● Request
Pictures do not belong in the copy; transcribe everything else in the records exactly.

########################################

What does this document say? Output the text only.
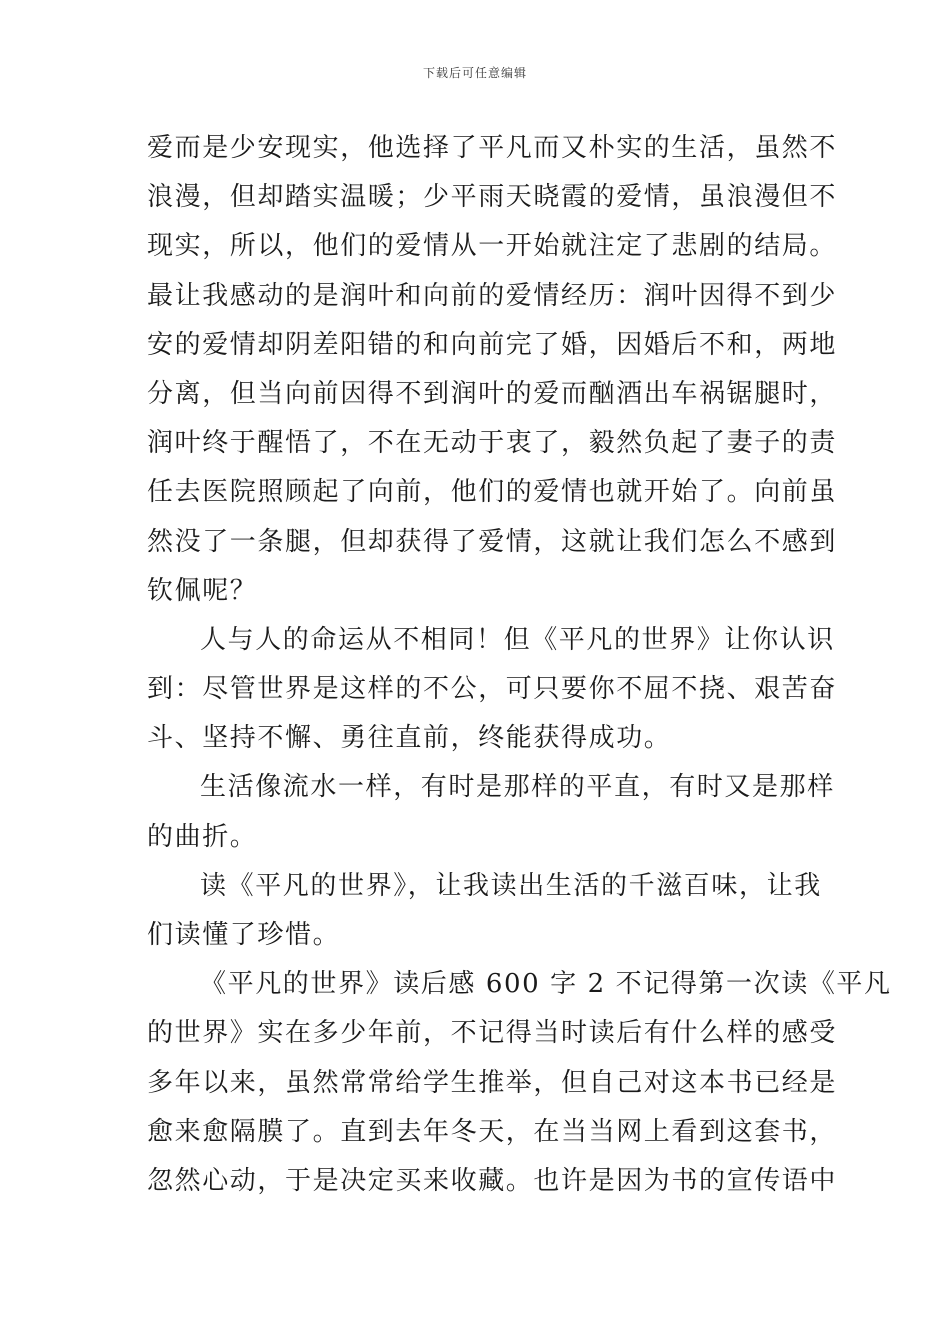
下载后可任意编辑
爱而是少安现实，他选择了平凡而又朴实的生活，虽然不
浪漫，但却踏实温暖；少平雨天晓霞的爱情，虽浪漫但不
现实，所以，他们的爱情从一开始就注定了悲剧的结局。
最让我感动的是润叶和向前的爱情经历：润叶因得不到少
安的爱情却阴差阳错的和向前完了婚，因婚后不和，两地
分离，但当向前因得不到润叶的爱而酗酒出车祸锯腿时，
润叶终于醒悟了，不在无动于衷了，毅然负起了妻子的责
任去医院照顾起了向前，他们的爱情也就开始了。向前虽
然没了一条腿，但却获得了爱情，这就让我们怎么不感到
钦佩呢？
人与人的命运从不相同！但《平凡的世界》让你认识
到：尽管世界是这样的不公，可只要你不屈不挠、艰苦奋
斗、坚持不懈、勇往直前，终能获得成功。
生活像流水一样，有时是那样的平直，有时又是那样
的曲折。
读《平凡的世界》，让我读出生活的千滋百味，让我
们读懂了珍惜。
《平凡的世界》读后感 600 字 2 不记得第一次读《平凡
的世界》实在多少年前，不记得当时读后有什么样的感受
多年以来，虽然常常给学生推举，但自己对这本书已经是
愈来愈隔膜了。直到去年冬天，在当当网上看到这套书，
忽然心动，于是决定买来收藏。也许是因为书的宣传语中
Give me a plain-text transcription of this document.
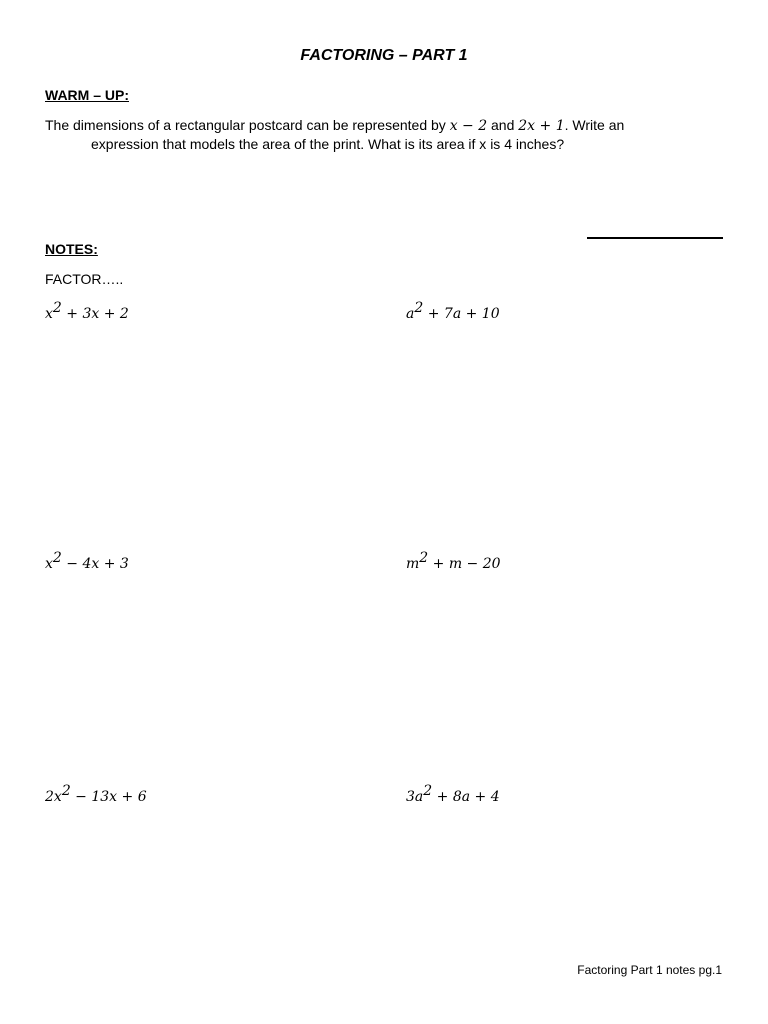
FACTORING – PART 1
WARM – UP:
The dimensions of a rectangular postcard can be represented by x − 2 and 2x + 1. Write an
expression that models the area of the print. What is its area if x is 4 inches?
NOTES:
FACTOR…..
$x^2 + 3x + 2$	$a^2 + 7a + 10$
$x^2 - 4x + 3$	$m^2 + m - 20$
$2x^2 - 13x + 6$	$3a^2 + 8a + 4$
Factoring Part 1 notes pg.1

########################################

● Response to this task
What does this document say? Output the text only.
下载后可任意编辑
爱而是少安现实，他选择了平凡而又朴实的生活，虽然不
浪漫，但却踏实温暖；少平雨天晓霞的爱情，虽浪漫但不
现实，所以，他们的爱情从一开始就注定了悲剧的结局。
最让我感动的是润叶和向前的爱情经历：润叶因得不到少
安的爱情却阴差阳错的和向前完了婚，因婚后不和，两地
分离，但当向前因得不到润叶的爱而酗酒出车祸锯腿时，
润叶终于醒悟了，不在无动于衷了，毅然负起了妻子的责
任去医院照顾起了向前，他们的爱情也就开始了。向前虽
然没了一条腿，但却获得了爱情，这就让我们怎么不感到
钦佩呢？
人与人的命运从不相同！但《平凡的世界》让你认识
到：尽管世界是这样的不公，可只要你不屈不挠、艰苦奋
斗、坚持不懈、勇往直前，终能获得成功。
生活像流水一样，有时是那样的平直，有时又是那样
的曲折。
读《平凡的世界》，让我读出生活的千滋百味，让我
们读懂了珍惜。
《平凡的世界》读后感 600 字 2 不记得第一次读《平凡
的世界》实在多少年前，不记得当时读后有什么样的感受
多年以来，虽然常常给学生推举，但自己对这本书已经是
愈来愈隔膜了。直到去年冬天，在当当网上看到这套书，
忽然心动，于是决定买来收藏。也许是因为书的宣传语中
Give me a plain-text transcription of this document.
FACTORING – PART 1
WARM – UP:
The dimensions of a rectangular postcard can be represented by x − 2 and 2x + 1. Write an
expression that models the area of the print. What is its area if x is 4 inches?
NOTES:
FACTOR…..
$x^2 + 3x + 2$	$a^2 + 7a + 10$
$x^2 - 4x + 3$	$m^2 + m - 20$
$2x^2 - 13x + 6$	$3a^2 + 8a + 4$
Factoring Part 1 notes pg.1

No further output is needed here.